• **Work to do**:
Output the data that follows exactly, line for line.

--- start Material provided ---

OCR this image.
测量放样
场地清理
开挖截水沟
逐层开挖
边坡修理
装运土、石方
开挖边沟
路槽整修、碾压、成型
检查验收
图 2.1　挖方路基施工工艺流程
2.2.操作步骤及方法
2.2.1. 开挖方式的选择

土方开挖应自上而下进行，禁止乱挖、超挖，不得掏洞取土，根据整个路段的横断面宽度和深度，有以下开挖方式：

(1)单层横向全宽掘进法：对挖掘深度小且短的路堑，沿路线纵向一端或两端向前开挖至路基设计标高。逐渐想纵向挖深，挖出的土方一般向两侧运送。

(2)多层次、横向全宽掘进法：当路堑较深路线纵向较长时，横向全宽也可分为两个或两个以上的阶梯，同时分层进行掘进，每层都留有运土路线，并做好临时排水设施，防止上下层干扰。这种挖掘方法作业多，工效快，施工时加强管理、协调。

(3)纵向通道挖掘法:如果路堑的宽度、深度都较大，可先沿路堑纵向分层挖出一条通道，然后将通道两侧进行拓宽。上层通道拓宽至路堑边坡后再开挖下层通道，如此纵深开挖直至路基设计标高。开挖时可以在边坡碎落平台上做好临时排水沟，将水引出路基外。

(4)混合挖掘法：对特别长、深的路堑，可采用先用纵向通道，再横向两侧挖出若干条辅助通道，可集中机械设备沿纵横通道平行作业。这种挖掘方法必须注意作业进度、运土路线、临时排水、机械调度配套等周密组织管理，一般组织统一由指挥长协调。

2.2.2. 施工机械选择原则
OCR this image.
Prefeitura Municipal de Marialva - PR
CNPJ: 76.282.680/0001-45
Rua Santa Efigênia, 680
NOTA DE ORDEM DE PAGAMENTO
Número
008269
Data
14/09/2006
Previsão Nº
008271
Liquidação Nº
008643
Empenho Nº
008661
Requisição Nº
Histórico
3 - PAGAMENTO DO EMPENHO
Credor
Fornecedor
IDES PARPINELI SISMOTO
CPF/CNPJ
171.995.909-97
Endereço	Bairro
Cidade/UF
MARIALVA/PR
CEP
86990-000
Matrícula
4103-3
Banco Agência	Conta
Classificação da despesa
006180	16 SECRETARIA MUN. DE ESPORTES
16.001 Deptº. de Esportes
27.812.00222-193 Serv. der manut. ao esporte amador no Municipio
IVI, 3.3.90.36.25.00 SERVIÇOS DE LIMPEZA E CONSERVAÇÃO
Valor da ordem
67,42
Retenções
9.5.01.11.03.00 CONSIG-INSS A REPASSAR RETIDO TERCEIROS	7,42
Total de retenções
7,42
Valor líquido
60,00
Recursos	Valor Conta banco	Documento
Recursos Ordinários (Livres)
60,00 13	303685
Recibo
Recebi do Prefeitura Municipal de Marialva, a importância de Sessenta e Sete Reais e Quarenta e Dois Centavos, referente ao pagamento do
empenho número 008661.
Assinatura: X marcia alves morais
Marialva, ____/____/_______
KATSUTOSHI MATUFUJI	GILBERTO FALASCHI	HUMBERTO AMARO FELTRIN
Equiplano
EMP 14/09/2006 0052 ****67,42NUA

--- end Material provided ---

• **Result of this exercise**:
OCR this image.
测量放样
场地清理
开挖截水沟
逐层开挖
边坡修理
装运土、石方
开挖边沟
路槽整修、碾压、成型
检查验收
图 2.1　挖方路基施工工艺流程
2.2.操作步骤及方法
2.2.1. 开挖方式的选择

土方开挖应自上而下进行，禁止乱挖、超挖，不得掏洞取土，根据整个路段的横断面宽度和深度，有以下开挖方式：

(1)单层横向全宽掘进法：对挖掘深度小且短的路堑，沿路线纵向一端或两端向前开挖至路基设计标高。逐渐想纵向挖深，挖出的土方一般向两侧运送。

(2)多层次、横向全宽掘进法：当路堑较深路线纵向较长时，横向全宽也可分为两个或两个以上的阶梯，同时分层进行掘进，每层都留有运土路线，并做好临时排水设施，防止上下层干扰。这种挖掘方法作业多，工效快，施工时加强管理、协调。

(3)纵向通道挖掘法:如果路堑的宽度、深度都较大，可先沿路堑纵向分层挖出一条通道，然后将通道两侧进行拓宽。上层通道拓宽至路堑边坡后再开挖下层通道，如此纵深开挖直至路基设计标高。开挖时可以在边坡碎落平台上做好临时排水沟，将水引出路基外。

(4)混合挖掘法：对特别长、深的路堑，可采用先用纵向通道，再横向两侧挖出若干条辅助通道，可集中机械设备沿纵横通道平行作业。这种挖掘方法必须注意作业进度、运土路线、临时排水、机械调度配套等周密组织管理，一般组织统一由指挥长协调。

2.2.2. 施工机械选择原则
OCR this image.
Prefeitura Municipal de Marialva - PR
CNPJ: 76.282.680/0001-45
Rua Santa Efigênia, 680
NOTA DE ORDEM DE PAGAMENTO
Número
008269
Data
14/09/2006
Previsão Nº
008271
Liquidação Nº
008643
Empenho Nº
008661
Requisição Nº
Histórico
3 - PAGAMENTO DO EMPENHO
Credor
Fornecedor
IDES PARPINELI SISMOTO
CPF/CNPJ
171.995.909-97
Endereço	Bairro
Cidade/UF
MARIALVA/PR
CEP
86990-000
Matrícula
4103-3
Banco Agência	Conta
Classificação da despesa
006180	16 SECRETARIA MUN. DE ESPORTES
16.001 Deptº. de Esportes
27.812.00222-193 Serv. der manut. ao esporte amador no Municipio
IVI, 3.3.90.36.25.00 SERVIÇOS DE LIMPEZA E CONSERVAÇÃO
Valor da ordem
67,42
Retenções
9.5.01.11.03.00 CONSIG-INSS A REPASSAR RETIDO TERCEIROS	7,42
Total de retenções
7,42
Valor líquido
60,00
Recursos	Valor Conta banco	Documento
Recursos Ordinários (Livres)
60,00 13	303685
Recibo
Recebi do Prefeitura Municipal de Marialva, a importância de Sessenta e Sete Reais e Quarenta e Dois Centavos, referente ao pagamento do
empenho número 008661.
Assinatura: X marcia alves morais
Marialva, ____/____/_______
KATSUTOSHI MATUFUJI	GILBERTO FALASCHI	HUMBERTO AMARO FELTRIN
Equiplano
EMP 14/09/2006 0052 ****67,42NUA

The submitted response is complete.